Wherever "text" appears in a line, list that line.
+-------+
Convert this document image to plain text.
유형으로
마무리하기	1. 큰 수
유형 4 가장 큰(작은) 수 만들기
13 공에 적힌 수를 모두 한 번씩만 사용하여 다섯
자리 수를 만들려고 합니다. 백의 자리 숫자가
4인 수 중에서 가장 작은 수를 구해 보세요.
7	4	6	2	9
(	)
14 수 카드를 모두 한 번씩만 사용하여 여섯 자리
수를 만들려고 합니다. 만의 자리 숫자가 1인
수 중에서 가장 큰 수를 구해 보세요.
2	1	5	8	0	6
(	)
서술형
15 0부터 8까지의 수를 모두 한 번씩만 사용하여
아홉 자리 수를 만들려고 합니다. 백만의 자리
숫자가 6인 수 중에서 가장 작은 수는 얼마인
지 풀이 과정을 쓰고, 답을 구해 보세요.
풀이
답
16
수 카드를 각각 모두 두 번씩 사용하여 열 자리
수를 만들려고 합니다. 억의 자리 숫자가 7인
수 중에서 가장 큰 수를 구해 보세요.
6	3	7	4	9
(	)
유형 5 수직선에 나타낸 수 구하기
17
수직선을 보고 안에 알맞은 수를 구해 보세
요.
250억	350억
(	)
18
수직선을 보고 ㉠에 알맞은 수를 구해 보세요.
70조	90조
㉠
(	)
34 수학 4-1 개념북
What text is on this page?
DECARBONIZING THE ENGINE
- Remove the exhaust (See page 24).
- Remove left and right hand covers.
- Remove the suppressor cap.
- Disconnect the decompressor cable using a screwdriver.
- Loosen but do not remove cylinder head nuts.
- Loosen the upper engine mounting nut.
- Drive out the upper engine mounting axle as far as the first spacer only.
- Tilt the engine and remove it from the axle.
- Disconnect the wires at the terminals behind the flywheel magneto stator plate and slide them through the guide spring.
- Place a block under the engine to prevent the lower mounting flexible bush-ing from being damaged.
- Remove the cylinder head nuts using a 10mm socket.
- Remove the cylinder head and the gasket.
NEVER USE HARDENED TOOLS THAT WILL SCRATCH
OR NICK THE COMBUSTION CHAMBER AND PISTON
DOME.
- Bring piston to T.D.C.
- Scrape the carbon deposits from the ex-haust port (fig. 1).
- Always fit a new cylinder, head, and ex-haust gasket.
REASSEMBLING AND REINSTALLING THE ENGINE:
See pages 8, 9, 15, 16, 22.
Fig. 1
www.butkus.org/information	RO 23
+-------+
In response:
Convert this document image to plain text.
What text is on this page?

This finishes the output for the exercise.